Entries from a dataset:
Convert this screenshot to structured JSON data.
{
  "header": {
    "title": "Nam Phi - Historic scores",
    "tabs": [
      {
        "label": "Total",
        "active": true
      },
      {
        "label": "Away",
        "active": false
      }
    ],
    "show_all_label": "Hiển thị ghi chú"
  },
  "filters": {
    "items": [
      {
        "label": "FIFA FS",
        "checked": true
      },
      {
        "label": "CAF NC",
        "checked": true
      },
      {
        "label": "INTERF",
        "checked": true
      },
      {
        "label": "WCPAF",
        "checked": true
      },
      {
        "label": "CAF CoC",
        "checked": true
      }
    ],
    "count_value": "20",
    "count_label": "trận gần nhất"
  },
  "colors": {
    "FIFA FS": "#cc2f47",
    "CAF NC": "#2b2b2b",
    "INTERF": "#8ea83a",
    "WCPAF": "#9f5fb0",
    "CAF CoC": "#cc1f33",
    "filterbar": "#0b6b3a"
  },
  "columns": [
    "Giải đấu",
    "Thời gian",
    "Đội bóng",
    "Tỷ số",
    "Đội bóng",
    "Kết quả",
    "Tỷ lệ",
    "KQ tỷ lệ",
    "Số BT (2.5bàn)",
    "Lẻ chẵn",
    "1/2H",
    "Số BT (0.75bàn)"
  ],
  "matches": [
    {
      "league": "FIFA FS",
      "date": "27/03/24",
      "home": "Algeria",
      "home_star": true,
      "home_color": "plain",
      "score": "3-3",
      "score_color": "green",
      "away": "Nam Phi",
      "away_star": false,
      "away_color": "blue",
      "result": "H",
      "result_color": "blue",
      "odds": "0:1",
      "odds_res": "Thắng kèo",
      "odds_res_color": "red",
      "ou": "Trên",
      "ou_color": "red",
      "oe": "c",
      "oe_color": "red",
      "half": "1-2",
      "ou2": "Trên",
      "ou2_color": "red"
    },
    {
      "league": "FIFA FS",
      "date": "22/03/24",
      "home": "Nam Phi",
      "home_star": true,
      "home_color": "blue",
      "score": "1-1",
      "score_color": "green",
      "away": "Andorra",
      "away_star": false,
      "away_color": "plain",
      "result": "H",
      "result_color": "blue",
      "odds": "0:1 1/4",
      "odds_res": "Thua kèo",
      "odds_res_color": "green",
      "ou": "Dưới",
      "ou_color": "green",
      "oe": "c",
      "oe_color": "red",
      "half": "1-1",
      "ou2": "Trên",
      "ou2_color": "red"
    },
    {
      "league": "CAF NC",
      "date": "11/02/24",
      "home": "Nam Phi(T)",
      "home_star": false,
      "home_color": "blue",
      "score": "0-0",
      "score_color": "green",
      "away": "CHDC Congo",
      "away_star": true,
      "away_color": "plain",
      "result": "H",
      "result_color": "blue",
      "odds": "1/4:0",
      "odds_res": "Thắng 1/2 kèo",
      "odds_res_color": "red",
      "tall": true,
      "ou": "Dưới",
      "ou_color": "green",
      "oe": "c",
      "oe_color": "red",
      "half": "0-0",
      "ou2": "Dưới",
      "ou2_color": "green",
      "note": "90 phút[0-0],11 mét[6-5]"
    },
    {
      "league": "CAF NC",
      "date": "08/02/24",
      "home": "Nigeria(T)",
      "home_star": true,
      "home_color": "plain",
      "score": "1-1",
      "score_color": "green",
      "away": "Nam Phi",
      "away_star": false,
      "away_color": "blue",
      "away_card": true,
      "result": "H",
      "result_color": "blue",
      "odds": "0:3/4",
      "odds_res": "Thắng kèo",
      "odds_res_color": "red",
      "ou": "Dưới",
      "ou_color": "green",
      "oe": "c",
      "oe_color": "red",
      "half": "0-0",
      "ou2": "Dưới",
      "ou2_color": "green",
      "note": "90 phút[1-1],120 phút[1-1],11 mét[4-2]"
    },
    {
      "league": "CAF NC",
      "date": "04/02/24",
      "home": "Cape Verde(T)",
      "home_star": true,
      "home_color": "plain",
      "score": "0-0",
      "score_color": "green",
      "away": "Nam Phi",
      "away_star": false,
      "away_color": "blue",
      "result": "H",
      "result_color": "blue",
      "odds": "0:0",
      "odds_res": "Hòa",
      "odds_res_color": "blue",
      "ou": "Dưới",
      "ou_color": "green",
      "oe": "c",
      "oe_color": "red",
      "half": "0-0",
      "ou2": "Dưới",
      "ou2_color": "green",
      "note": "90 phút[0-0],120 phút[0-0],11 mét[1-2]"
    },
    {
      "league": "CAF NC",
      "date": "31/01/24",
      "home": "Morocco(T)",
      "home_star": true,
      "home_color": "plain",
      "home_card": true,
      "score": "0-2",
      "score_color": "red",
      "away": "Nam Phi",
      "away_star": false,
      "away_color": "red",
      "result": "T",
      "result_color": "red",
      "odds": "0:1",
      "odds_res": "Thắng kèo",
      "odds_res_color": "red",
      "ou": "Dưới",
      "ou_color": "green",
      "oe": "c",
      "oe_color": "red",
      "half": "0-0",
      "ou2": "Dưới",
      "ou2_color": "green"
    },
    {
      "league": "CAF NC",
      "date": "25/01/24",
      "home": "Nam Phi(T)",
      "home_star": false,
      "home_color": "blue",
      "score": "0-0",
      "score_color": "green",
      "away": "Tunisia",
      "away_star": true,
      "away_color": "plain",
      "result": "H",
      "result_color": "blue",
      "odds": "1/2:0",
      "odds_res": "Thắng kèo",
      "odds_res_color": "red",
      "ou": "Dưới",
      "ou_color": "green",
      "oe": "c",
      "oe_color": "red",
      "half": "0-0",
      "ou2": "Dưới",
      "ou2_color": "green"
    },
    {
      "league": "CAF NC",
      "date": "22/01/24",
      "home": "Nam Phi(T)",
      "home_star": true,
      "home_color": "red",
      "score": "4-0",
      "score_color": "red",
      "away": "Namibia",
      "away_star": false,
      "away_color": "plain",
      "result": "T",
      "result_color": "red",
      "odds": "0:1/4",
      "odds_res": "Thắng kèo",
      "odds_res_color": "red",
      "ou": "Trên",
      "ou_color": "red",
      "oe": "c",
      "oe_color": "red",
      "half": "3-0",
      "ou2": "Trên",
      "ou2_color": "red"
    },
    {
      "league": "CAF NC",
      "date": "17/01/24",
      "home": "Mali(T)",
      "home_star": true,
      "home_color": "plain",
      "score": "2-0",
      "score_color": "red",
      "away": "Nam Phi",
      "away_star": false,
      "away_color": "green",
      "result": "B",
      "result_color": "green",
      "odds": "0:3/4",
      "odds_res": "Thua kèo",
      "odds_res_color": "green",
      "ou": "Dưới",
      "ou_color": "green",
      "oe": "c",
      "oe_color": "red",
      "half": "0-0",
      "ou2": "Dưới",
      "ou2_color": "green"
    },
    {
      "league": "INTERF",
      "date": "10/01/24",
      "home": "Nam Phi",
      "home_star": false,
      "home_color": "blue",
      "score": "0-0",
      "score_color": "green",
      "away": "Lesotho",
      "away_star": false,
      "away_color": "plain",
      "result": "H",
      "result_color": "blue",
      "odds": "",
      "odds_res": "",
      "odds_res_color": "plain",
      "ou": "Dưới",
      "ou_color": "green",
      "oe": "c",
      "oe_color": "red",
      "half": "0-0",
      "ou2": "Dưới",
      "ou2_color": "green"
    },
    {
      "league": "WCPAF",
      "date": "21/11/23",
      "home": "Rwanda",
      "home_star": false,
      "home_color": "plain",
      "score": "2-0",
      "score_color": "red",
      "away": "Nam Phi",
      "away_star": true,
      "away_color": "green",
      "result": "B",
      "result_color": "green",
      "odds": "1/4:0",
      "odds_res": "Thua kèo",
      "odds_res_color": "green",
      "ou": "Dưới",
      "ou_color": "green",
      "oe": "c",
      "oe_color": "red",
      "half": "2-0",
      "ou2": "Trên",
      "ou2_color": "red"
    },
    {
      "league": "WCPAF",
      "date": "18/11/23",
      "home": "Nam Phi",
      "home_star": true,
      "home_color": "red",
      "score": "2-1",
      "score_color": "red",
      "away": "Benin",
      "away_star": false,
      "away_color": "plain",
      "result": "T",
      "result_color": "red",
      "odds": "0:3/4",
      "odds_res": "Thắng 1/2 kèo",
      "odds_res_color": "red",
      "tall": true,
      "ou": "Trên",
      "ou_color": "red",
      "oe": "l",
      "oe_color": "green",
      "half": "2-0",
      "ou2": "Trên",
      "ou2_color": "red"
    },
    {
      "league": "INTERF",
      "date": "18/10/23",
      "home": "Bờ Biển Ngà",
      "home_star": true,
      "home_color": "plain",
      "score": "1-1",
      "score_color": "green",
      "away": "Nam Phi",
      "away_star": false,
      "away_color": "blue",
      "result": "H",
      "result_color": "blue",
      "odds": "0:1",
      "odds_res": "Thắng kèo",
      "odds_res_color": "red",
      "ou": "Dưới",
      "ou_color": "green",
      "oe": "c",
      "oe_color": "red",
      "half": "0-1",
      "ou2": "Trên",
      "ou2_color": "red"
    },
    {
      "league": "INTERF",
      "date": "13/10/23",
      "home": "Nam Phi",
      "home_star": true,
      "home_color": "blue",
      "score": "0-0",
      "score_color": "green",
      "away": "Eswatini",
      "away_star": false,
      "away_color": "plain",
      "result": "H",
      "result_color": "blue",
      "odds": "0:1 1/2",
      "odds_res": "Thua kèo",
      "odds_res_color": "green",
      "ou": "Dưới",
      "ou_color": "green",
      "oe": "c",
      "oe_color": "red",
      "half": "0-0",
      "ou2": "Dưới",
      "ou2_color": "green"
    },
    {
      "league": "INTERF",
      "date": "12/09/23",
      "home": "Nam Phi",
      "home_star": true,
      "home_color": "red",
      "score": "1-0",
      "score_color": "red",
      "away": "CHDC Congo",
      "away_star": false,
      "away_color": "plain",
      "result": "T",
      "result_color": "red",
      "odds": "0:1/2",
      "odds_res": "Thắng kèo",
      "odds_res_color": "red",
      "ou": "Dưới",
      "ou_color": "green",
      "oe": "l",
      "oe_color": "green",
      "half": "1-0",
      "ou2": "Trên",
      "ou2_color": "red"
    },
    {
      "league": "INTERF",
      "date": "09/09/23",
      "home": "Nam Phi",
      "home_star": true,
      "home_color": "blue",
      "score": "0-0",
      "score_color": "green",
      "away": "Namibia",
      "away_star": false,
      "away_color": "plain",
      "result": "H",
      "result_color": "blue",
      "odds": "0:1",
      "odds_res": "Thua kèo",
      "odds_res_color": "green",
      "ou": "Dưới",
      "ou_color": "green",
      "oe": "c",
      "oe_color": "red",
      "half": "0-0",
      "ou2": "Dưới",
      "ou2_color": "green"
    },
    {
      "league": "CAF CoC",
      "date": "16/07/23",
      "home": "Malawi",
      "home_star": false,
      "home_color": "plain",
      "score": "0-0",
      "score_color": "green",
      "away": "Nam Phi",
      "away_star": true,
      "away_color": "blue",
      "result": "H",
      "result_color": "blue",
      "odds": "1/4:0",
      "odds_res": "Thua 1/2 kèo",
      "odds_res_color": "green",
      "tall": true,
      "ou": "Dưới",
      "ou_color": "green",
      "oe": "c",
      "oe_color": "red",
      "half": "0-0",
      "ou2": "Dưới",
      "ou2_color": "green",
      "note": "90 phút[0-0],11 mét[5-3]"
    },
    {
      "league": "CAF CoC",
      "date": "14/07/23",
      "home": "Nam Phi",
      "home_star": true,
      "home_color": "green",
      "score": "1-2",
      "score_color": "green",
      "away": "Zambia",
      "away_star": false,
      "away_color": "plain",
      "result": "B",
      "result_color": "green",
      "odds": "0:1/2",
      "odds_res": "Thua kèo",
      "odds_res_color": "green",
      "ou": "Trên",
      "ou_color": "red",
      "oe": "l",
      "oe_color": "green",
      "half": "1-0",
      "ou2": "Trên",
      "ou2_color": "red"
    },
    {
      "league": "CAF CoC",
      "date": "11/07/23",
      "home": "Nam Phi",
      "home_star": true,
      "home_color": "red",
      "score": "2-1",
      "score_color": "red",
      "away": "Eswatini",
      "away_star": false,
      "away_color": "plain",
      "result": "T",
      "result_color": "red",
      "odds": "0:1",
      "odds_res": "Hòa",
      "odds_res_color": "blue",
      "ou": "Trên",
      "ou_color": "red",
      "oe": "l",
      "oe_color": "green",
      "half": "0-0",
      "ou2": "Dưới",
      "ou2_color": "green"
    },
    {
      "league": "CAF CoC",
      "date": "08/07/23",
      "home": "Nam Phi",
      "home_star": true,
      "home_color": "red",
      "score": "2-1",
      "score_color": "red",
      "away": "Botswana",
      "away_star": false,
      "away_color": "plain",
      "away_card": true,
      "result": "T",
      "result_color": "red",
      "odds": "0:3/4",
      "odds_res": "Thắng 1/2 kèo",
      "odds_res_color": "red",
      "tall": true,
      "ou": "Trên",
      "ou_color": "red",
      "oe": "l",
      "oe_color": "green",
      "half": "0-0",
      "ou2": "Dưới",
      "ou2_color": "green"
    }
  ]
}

### PROMPT
Tally every line of the data that holds the word "note" and write the count alone.

### FINISHED TASK
4